**MATERIALS PROVIDED**:
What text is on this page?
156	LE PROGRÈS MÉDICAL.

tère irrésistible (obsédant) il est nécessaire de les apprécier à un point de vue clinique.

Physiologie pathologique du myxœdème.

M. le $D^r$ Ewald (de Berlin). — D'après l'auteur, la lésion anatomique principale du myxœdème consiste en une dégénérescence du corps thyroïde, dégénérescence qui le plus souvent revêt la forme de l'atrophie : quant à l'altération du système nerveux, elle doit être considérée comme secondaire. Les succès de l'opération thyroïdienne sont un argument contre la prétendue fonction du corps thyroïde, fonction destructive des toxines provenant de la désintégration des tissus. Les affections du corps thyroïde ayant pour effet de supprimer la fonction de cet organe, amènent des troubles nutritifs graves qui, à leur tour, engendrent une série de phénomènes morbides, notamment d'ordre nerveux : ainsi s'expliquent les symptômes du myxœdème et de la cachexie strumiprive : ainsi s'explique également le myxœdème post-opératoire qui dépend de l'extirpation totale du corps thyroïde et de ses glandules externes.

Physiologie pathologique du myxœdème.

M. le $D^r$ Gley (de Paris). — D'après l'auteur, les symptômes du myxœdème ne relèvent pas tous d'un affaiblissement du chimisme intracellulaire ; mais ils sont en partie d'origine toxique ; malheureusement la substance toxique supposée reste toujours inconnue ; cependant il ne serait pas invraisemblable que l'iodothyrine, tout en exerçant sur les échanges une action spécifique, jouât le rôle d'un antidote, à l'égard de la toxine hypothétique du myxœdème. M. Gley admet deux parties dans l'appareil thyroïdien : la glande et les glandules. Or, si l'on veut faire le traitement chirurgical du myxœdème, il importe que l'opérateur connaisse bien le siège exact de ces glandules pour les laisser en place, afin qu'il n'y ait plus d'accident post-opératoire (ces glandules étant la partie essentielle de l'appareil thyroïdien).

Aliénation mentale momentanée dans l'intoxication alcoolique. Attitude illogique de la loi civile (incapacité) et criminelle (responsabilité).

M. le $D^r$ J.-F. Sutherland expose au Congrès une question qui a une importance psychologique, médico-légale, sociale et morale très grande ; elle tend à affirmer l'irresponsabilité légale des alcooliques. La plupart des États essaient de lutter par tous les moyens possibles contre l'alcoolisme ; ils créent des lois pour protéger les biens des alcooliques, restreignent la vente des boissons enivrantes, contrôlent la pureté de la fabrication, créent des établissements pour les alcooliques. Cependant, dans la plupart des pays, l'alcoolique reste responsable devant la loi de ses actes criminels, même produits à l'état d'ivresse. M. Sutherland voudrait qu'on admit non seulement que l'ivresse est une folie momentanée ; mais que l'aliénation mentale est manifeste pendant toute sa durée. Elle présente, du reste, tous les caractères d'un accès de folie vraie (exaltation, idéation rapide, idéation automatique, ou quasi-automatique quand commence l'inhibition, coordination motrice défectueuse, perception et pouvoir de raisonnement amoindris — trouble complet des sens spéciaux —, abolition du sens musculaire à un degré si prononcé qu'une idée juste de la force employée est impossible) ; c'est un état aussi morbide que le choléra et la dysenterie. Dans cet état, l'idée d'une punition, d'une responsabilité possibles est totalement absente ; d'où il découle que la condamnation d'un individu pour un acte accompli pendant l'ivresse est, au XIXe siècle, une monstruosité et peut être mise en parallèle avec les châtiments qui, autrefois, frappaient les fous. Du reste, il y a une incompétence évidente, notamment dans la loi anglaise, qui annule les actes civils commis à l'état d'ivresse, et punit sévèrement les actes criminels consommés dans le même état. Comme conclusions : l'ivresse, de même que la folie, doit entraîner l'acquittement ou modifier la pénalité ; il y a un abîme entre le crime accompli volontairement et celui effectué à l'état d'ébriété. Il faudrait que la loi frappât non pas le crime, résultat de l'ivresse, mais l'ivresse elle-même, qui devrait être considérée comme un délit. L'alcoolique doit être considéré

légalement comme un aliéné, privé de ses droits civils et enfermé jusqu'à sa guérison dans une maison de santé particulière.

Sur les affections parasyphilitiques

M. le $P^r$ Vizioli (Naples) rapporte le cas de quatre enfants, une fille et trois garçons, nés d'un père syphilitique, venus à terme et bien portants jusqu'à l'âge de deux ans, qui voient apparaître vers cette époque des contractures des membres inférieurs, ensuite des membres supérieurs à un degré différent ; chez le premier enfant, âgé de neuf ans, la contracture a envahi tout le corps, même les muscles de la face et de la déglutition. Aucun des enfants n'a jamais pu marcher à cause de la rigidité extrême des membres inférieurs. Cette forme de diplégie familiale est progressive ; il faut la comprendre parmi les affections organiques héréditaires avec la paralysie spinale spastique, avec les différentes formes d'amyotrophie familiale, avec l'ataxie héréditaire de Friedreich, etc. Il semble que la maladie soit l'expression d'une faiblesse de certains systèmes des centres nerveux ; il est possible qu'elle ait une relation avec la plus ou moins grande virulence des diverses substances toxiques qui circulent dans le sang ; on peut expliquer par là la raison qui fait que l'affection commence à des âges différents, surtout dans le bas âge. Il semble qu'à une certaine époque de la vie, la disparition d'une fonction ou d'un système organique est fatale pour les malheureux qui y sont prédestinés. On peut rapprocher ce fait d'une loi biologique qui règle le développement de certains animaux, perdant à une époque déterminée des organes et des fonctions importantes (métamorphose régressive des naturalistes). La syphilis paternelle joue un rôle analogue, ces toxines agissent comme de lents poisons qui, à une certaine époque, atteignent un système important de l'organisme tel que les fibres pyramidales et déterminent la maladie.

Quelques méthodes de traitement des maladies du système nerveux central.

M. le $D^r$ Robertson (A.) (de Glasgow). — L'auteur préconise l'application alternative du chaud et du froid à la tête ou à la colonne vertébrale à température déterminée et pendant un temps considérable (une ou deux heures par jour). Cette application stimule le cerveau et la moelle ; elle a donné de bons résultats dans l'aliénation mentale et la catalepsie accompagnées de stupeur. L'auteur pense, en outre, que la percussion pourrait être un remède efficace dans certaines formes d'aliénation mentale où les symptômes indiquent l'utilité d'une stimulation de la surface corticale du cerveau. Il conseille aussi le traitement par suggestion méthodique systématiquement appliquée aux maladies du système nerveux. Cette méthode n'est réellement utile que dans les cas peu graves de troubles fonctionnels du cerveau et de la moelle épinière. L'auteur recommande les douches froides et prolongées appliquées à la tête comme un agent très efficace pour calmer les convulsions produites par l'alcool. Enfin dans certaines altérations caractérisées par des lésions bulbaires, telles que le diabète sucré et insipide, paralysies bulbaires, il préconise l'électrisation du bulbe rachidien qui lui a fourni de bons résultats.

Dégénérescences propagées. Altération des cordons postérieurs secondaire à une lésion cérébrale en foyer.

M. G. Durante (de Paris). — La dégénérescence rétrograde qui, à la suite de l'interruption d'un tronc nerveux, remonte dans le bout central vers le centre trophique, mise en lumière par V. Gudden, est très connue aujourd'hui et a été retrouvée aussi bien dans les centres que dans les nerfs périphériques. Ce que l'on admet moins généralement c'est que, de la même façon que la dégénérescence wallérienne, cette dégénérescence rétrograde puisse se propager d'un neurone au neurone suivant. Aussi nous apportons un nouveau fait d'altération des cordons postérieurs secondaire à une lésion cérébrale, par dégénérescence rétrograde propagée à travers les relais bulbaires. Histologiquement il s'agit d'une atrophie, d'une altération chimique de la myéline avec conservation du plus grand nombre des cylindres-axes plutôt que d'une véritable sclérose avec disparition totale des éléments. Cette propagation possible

**YOUR INSTRUCTIONS**: Scan the material above for the string "admet" and report each line where you find it.

**RESPONSE TO THE EXERCISE**:
M. le $D^r$ Gley (de Paris). — D'après l'auteur, les symptômes du myxœdème ne relèvent pas tous d'un affaiblissement du chimisme intracellulaire ; mais ils sont en partie d'origine toxique ; malheureusement la substance toxique supposée reste toujours inconnue ; cependant il ne serait pas invraisemblable que l'iodothyrine, tout en exerçant sur les échanges une action spécifique, jouât le rôle d'un antidote, à l'égard de la toxine hypothétique du myxœdème. M. Gley admet deux parties dans l'appareil thyroïdien : la glande et les glandules. Or, si l'on veut faire le traitement chirurgical du myxœdème, il importe que l'opérateur connaisse bien le siège exact de ces glandules pour les laisser en place, afin qu'il n'y ait plus d'accident post-opératoire (ces glandules étant la partie essentielle de l'appareil thyroïdien).
M. G. Durante (de Paris). — La dégénérescence rétrograde qui, à la suite de l'interruption d'un tronc nerveux, remonte dans le bout central vers le centre trophique, mise en lumière par V. Gudden, est très connue aujourd'hui et a été retrouvée aussi bien dans les centres que dans les nerfs périphériques. Ce que l'on admet moins généralement c'est que, de la même façon que la dégénérescence wallérienne, cette dégénérescence rétrograde puisse se propager d'un neurone au neurone suivant. Aussi nous apportons un nouveau fait d'altération des cordons postérieurs secondaire à une lésion cérébrale, par dégénérescence rétrograde propagée à travers les relais bulbaires. Histologiquement il s'agit d'une atrophie, d'une altération chimique de la myéline avec conservation du plus grand nombre des cylindres-axes plutôt que d'une véritable sclérose avec disparition totale des éléments. Cette propagation possible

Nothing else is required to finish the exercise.